### [INPUT MATERIAL]

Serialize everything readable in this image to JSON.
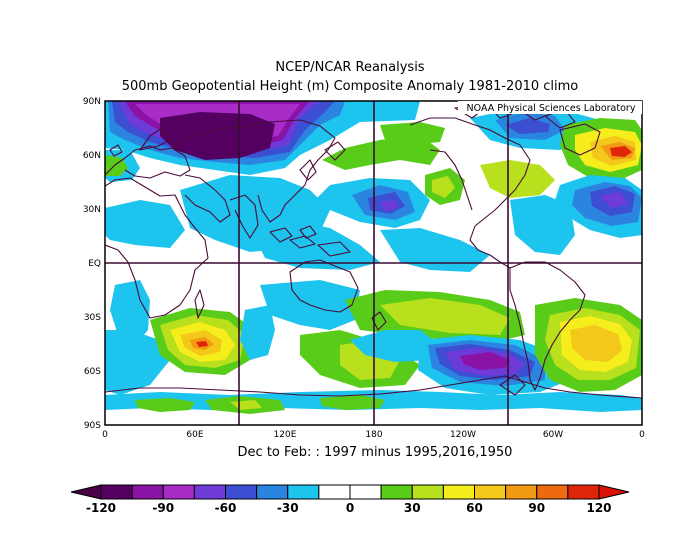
{
  "header": {
    "title_line1": "NCEP/NCAR Reanalysis",
    "title_line2": "500mb Geopotential Height (m) Composite Anomaly 1981-2010 climo"
  },
  "map": {
    "credit": "NOAA Physical Sciences Laboratory",
    "lat_labels": [
      "90N",
      "60N",
      "30N",
      "EQ",
      "30S",
      "60S",
      "90S"
    ],
    "lon_labels": [
      "0",
      "60E",
      "120E",
      "180",
      "120W",
      "60W",
      "0"
    ],
    "subtitle": "Dec to Feb: : 1997 minus 1995,2016,1950"
  },
  "colorbar": {
    "colors": [
      "#540060",
      "#8a12a4",
      "#a82cc8",
      "#6e3ad8",
      "#3c4ed2",
      "#2a84e0",
      "#1cc4ee",
      "#ffffff",
      "#ffffff",
      "#58cc18",
      "#b8e01c",
      "#f6ee1c",
      "#f4c81a",
      "#f29a14",
      "#ee6a0e",
      "#e0260a"
    ],
    "under_color": "#4a0046",
    "over_color": "#d81204",
    "labels": [
      "-120",
      "-90",
      "-60",
      "-30",
      "0",
      "30",
      "60",
      "90",
      "120"
    ],
    "label_positions": [
      0,
      2,
      4,
      6,
      8,
      10,
      12,
      14,
      16
    ]
  },
  "palette": {
    "coast": "#4a0a3a",
    "grid": "#3a0a30"
  }
}
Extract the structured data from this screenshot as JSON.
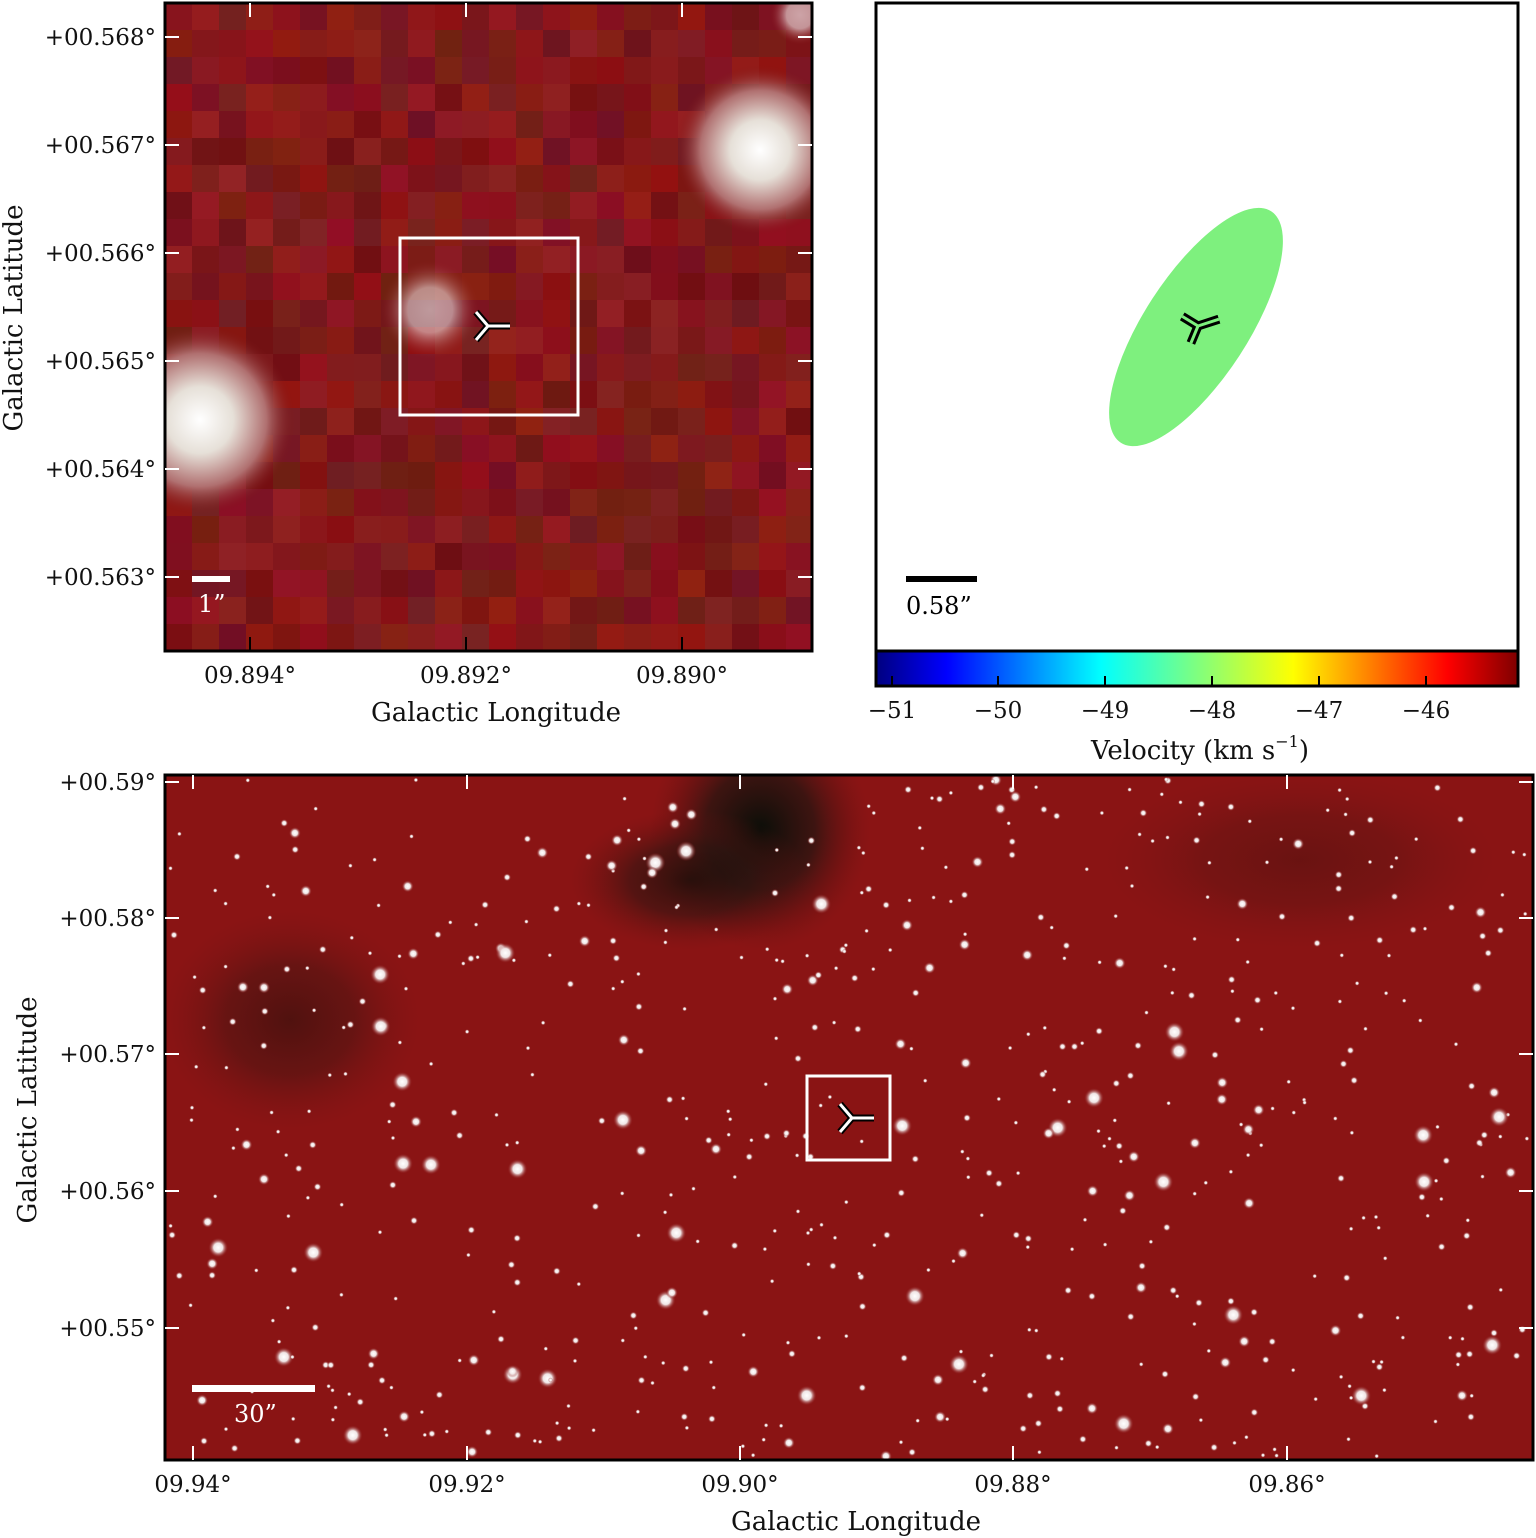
{
  "panels": {
    "zoom": {
      "xlabel": "Galactic Longitude",
      "ylabel": "Galactic Latitude",
      "xticks": [
        "09.894°",
        "09.892°",
        "09.890°"
      ],
      "yticks": [
        "+00.568°",
        "+00.567°",
        "+00.566°",
        "+00.565°",
        "+00.564°",
        "+00.563°"
      ],
      "scalebar_label": "1”",
      "marker": "tri-marker-icon",
      "bg_color": "#7e1414"
    },
    "velocity": {
      "scalebar_label": "0.58”",
      "colorbar_label": "Velocity (km s",
      "colorbar_unit_exp": "−1",
      "colorbar_label_close": ")",
      "colorbar_ticks": [
        "−51",
        "−50",
        "−49",
        "−48",
        "−47",
        "−46"
      ],
      "ellipse_color": "#7ef07e",
      "marker": "tri-marker-icon"
    },
    "wide": {
      "xlabel": "Galactic Longitude",
      "ylabel": "Galactic Latitude",
      "xticks": [
        "09.94°",
        "09.92°",
        "09.90°",
        "09.88°",
        "09.86°"
      ],
      "yticks": [
        "+00.59°",
        "+00.58°",
        "+00.57°",
        "+00.56°",
        "+00.55°"
      ],
      "scalebar_label": "30”",
      "marker": "tri-marker-icon",
      "bg_color": "#8a1414"
    }
  }
}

### [WHAT TO WORK ON]
What you return should match the records above word for word, minus the pictures.

### [OUTPUT]
Serialize everything readable in this image to JSON.
{
  "header": {
    "title_line1": "NCEP/NCAR Reanalysis",
    "title_line2": "500mb Geopotential Height (m) Composite Anomaly 1981-2010 climo"
  },
  "map": {
    "credit": "NOAA Physical Sciences Laboratory",
    "lat_labels": [
      "90N",
      "60N",
      "30N",
      "EQ",
      "30S",
      "60S",
      "90S"
    ],
    "lon_labels": [
      "0",
      "60E",
      "120E",
      "180",
      "120W",
      "60W",
      "0"
    ],
    "subtitle": "Dec to Feb: : 1997 minus 1995,2016,1950"
  },
  "colorbar": {
    "colors": [
      "#540060",
      "#8a12a4",
      "#a82cc8",
      "#6e3ad8",
      "#3c4ed2",
      "#2a84e0",
      "#1cc4ee",
      "#ffffff",
      "#ffffff",
      "#58cc18",
      "#b8e01c",
      "#f6ee1c",
      "#f4c81a",
      "#f29a14",
      "#ee6a0e",
      "#e0260a"
    ],
    "under_color": "#4a0046",
    "over_color": "#d81204",
    "labels": [
      "-120",
      "-90",
      "-60",
      "-30",
      "0",
      "30",
      "60",
      "90",
      "120"
    ],
    "label_positions": [
      0,
      2,
      4,
      6,
      8,
      10,
      12,
      14,
      16
    ]
  },
  "palette": {
    "coast": "#4a0a3a",
    "grid": "#3a0a30"
  }
}
Extract the structured data from this screenshot as JSON.
{
  "panels": {
    "zoom": {
      "xlabel": "Galactic Longitude",
      "ylabel": "Galactic Latitude",
      "xticks": [
        "09.894°",
        "09.892°",
        "09.890°"
      ],
      "yticks": [
        "+00.568°",
        "+00.567°",
        "+00.566°",
        "+00.565°",
        "+00.564°",
        "+00.563°"
      ],
      "scalebar_label": "1”",
      "marker": "tri-marker-icon",
      "bg_color": "#7e1414"
    },
    "velocity": {
      "scalebar_label": "0.58”",
      "colorbar_label": "Velocity (km s",
      "colorbar_unit_exp": "−1",
      "colorbar_label_close": ")",
      "colorbar_ticks": [
        "−51",
        "−50",
        "−49",
        "−48",
        "−47",
        "−46"
      ],
      "ellipse_color": "#7ef07e",
      "marker": "tri-marker-icon"
    },
    "wide": {
      "xlabel": "Galactic Longitude",
      "ylabel": "Galactic Latitude",
      "xticks": [
        "09.94°",
        "09.92°",
        "09.90°",
        "09.88°",
        "09.86°"
      ],
      "yticks": [
        "+00.59°",
        "+00.58°",
        "+00.57°",
        "+00.56°",
        "+00.55°"
      ],
      "scalebar_label": "30”",
      "marker": "tri-marker-icon",
      "bg_color": "#8a1414"
    }
  }
}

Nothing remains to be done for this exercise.